> [Written instruction]
Comb through the entries for "dress" and pull out each line that holds it.

> [Input data]
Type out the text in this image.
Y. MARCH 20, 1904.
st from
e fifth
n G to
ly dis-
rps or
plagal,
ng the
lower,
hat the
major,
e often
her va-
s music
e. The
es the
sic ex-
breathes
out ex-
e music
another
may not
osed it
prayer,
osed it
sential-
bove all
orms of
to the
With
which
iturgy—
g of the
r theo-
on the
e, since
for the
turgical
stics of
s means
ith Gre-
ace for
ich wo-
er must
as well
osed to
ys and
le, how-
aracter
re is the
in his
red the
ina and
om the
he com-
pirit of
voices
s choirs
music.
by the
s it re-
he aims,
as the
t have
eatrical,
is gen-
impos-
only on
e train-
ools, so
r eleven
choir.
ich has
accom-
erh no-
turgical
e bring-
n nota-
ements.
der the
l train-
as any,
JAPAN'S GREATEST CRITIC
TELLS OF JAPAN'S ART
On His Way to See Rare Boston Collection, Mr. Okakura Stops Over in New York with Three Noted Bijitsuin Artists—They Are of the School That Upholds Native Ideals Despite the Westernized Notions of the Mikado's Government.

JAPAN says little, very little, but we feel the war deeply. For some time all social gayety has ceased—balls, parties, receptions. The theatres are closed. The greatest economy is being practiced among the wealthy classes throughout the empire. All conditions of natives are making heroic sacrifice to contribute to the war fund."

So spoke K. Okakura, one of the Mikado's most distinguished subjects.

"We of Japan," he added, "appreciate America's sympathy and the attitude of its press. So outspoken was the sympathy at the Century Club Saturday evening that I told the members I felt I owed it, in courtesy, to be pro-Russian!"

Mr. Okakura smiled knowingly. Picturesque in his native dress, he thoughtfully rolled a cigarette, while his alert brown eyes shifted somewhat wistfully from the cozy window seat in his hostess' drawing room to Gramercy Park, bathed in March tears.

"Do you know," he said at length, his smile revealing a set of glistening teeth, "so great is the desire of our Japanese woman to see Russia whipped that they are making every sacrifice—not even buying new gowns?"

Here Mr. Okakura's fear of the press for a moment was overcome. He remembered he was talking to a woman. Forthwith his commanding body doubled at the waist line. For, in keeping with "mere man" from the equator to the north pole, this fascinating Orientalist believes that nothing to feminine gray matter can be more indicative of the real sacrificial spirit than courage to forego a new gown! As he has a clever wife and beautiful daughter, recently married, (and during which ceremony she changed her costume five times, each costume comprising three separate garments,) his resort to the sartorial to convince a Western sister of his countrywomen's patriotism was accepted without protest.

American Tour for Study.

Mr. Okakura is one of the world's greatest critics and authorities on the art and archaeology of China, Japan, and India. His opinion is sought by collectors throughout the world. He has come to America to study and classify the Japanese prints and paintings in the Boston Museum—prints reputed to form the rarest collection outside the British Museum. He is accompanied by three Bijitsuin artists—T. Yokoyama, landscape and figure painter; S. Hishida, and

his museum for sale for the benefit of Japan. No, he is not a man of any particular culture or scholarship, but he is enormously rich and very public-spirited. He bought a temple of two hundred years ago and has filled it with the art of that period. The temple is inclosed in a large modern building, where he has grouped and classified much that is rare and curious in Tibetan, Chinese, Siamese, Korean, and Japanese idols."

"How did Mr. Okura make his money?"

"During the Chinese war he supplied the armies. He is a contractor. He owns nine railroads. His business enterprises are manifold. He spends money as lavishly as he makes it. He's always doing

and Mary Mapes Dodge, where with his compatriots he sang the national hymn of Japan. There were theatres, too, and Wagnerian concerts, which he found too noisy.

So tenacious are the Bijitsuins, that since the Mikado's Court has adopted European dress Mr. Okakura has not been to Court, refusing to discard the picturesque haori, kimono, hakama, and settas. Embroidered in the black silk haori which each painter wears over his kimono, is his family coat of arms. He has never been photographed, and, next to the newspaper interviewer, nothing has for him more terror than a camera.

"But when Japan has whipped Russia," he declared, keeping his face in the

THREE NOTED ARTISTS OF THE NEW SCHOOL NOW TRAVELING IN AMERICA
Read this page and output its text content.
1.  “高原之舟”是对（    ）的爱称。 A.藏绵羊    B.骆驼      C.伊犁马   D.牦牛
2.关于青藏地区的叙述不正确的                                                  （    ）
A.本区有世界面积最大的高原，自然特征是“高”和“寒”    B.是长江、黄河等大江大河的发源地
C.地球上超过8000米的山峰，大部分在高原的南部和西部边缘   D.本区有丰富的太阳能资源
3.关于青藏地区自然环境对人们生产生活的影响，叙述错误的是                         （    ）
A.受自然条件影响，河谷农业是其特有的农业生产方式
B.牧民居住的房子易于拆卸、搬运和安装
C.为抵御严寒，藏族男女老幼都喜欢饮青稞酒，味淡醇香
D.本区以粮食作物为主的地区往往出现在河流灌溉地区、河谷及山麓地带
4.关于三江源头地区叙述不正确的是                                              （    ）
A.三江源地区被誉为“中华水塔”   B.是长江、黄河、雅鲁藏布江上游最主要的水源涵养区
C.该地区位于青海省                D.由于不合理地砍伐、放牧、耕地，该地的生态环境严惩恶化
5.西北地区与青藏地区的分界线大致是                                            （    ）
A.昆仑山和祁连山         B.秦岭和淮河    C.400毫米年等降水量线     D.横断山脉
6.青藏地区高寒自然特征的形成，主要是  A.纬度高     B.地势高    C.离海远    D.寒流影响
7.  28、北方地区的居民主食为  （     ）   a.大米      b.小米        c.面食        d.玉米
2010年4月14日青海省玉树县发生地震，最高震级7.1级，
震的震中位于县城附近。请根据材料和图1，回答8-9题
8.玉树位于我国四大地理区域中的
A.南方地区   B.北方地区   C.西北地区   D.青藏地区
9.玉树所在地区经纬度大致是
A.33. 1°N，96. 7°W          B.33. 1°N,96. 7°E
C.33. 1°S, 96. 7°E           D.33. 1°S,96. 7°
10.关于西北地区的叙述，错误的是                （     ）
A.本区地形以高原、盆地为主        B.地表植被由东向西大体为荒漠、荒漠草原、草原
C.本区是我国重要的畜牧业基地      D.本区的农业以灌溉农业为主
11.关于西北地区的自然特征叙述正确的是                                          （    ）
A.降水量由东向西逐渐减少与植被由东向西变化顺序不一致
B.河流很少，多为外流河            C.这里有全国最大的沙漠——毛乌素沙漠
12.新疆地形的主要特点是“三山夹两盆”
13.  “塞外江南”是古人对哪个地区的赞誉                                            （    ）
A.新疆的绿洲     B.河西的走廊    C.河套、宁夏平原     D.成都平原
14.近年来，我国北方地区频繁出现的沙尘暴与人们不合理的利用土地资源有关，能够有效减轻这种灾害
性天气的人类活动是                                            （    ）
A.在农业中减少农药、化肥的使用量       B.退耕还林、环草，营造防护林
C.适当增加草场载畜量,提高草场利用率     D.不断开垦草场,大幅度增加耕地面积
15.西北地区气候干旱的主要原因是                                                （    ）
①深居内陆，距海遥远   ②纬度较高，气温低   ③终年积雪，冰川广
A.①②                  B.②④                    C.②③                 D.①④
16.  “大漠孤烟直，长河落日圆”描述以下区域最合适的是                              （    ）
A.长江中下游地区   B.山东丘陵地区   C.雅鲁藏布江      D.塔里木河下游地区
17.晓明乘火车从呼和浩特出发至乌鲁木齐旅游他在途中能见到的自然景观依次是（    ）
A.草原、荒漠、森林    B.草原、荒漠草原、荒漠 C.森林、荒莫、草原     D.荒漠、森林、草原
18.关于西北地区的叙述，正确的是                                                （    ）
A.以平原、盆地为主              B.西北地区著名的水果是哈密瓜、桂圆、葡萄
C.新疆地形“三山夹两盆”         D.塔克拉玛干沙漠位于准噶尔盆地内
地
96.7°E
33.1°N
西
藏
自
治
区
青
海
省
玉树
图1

> [Result of the task]
Mr. Okakura smiled knowingly. Picturesque in his native dress, he thoughtfully rolled a cigarette, while his alert brown eyes shifted somewhat wistfully from the cozy window seat in his hostess' drawing room to Gramercy Park, bathed in March tears.
So tenacious are the Bijitsuins, that since the Mikado's Court has adopted European dress Mr. Okakura has not been to Court, refusing to discard the picturesque haori, kimono, hakama, and settas. Embroidered in the black silk haori which each painter wears over his kimono, is his family coat of arms. He has never been photographed, and, next to the newspaper interviewer, nothing has for him more terror than a camera.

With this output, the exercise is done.